● Exercise goal
Would you return all of this data exactly, leaving nothing out?

Stored entries
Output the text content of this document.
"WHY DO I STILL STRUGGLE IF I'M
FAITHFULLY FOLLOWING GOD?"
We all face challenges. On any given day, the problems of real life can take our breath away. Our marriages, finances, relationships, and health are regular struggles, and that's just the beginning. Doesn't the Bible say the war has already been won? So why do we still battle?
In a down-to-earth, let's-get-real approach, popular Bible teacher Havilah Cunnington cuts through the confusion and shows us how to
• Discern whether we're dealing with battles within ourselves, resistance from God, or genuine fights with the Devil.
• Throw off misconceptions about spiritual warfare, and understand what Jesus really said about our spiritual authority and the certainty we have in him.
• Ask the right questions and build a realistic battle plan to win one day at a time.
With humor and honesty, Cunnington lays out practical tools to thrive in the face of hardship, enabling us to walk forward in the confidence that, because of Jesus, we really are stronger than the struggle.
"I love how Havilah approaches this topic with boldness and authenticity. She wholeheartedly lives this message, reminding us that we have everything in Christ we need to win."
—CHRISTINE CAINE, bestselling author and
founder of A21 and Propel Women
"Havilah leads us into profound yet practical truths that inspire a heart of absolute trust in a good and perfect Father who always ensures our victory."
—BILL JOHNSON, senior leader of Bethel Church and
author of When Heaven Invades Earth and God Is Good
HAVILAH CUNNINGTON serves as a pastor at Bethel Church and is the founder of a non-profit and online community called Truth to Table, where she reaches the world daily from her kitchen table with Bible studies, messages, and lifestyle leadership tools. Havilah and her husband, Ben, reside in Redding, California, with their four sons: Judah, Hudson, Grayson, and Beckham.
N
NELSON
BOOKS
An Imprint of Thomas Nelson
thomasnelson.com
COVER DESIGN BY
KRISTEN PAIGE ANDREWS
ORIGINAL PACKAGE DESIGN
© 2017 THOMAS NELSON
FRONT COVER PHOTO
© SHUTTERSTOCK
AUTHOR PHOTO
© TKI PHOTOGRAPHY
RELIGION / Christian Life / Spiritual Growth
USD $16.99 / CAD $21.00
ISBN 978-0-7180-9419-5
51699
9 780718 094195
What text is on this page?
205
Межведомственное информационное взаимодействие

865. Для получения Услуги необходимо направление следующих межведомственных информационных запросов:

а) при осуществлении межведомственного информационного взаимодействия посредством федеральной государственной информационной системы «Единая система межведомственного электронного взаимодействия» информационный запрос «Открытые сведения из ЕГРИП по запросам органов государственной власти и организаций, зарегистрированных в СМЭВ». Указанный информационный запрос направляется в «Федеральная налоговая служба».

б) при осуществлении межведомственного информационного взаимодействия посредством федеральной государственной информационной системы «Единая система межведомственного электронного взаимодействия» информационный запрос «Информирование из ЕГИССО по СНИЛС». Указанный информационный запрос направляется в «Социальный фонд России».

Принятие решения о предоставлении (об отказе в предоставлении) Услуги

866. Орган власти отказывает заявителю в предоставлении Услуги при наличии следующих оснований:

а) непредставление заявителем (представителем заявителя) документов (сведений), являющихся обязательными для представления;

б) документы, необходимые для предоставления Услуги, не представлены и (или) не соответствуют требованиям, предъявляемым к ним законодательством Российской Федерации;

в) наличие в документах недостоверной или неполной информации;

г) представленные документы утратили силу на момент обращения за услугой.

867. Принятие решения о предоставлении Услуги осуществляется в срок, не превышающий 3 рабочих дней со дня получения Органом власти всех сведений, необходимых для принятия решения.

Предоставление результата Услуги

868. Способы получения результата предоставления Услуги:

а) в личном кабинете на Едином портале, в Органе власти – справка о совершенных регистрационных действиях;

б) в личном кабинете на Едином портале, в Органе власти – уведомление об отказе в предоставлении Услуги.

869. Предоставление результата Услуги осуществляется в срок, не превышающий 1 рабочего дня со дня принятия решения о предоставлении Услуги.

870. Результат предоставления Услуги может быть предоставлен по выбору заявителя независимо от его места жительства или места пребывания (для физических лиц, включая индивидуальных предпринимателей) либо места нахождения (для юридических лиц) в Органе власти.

● Exercise solution
Output the text content of this document.
"WHY DO I STILL STRUGGLE IF I'M
FAITHFULLY FOLLOWING GOD?"
We all face challenges. On any given day, the problems of real life can take our breath away. Our marriages, finances, relationships, and health are regular struggles, and that's just the beginning. Doesn't the Bible say the war has already been won? So why do we still battle?
In a down-to-earth, let's-get-real approach, popular Bible teacher Havilah Cunnington cuts through the confusion and shows us how to
• Discern whether we're dealing with battles within ourselves, resistance from God, or genuine fights with the Devil.
• Throw off misconceptions about spiritual warfare, and understand what Jesus really said about our spiritual authority and the certainty we have in him.
• Ask the right questions and build a realistic battle plan to win one day at a time.
With humor and honesty, Cunnington lays out practical tools to thrive in the face of hardship, enabling us to walk forward in the confidence that, because of Jesus, we really are stronger than the struggle.
"I love how Havilah approaches this topic with boldness and authenticity. She wholeheartedly lives this message, reminding us that we have everything in Christ we need to win."
—CHRISTINE CAINE, bestselling author and
founder of A21 and Propel Women
"Havilah leads us into profound yet practical truths that inspire a heart of absolute trust in a good and perfect Father who always ensures our victory."
—BILL JOHNSON, senior leader of Bethel Church and
author of When Heaven Invades Earth and God Is Good
HAVILAH CUNNINGTON serves as a pastor at Bethel Church and is the founder of a non-profit and online community called Truth to Table, where she reaches the world daily from her kitchen table with Bible studies, messages, and lifestyle leadership tools. Havilah and her husband, Ben, reside in Redding, California, with their four sons: Judah, Hudson, Grayson, and Beckham.
N
NELSON
BOOKS
An Imprint of Thomas Nelson
thomasnelson.com
COVER DESIGN BY
KRISTEN PAIGE ANDREWS
ORIGINAL PACKAGE DESIGN
© 2017 THOMAS NELSON
FRONT COVER PHOTO
© SHUTTERSTOCK
AUTHOR PHOTO
© TKI PHOTOGRAPHY
RELIGION / Christian Life / Spiritual Growth
USD $16.99 / CAD $21.00
ISBN 978-0-7180-9419-5
51699
9 780718 094195
What text is on this page?
205
Межведомственное информационное взаимодействие

865. Для получения Услуги необходимо направление следующих межведомственных информационных запросов:

а) при осуществлении межведомственного информационного взаимодействия посредством федеральной государственной информационной системы «Единая система межведомственного электронного взаимодействия» информационный запрос «Открытые сведения из ЕГРИП по запросам органов государственной власти и организаций, зарегистрированных в СМЭВ». Указанный информационный запрос направляется в «Федеральная налоговая служба».

б) при осуществлении межведомственного информационного взаимодействия посредством федеральной государственной информационной системы «Единая система межведомственного электронного взаимодействия» информационный запрос «Информирование из ЕГИССО по СНИЛС». Указанный информационный запрос направляется в «Социальный фонд России».

Принятие решения о предоставлении (об отказе в предоставлении) Услуги

866. Орган власти отказывает заявителю в предоставлении Услуги при наличии следующих оснований:

а) непредставление заявителем (представителем заявителя) документов (сведений), являющихся обязательными для представления;

б) документы, необходимые для предоставления Услуги, не представлены и (или) не соответствуют требованиям, предъявляемым к ним законодательством Российской Федерации;

в) наличие в документах недостоверной или неполной информации;

г) представленные документы утратили силу на момент обращения за услугой.

867. Принятие решения о предоставлении Услуги осуществляется в срок, не превышающий 3 рабочих дней со дня получения Органом власти всех сведений, необходимых для принятия решения.

Предоставление результата Услуги

868. Способы получения результата предоставления Услуги:

а) в личном кабинете на Едином портале, в Органе власти – справка о совершенных регистрационных действиях;

б) в личном кабинете на Едином портале, в Органе власти – уведомление об отказе в предоставлении Услуги.

869. Предоставление результата Услуги осуществляется в срок, не превышающий 1 рабочего дня со дня принятия решения о предоставлении Услуги.

870. Результат предоставления Услуги может быть предоставлен по выбору заявителя независимо от его места жительства или места пребывания (для физических лиц, включая индивидуальных предпринимателей) либо места нахождения (для юридических лиц) в Органе власти.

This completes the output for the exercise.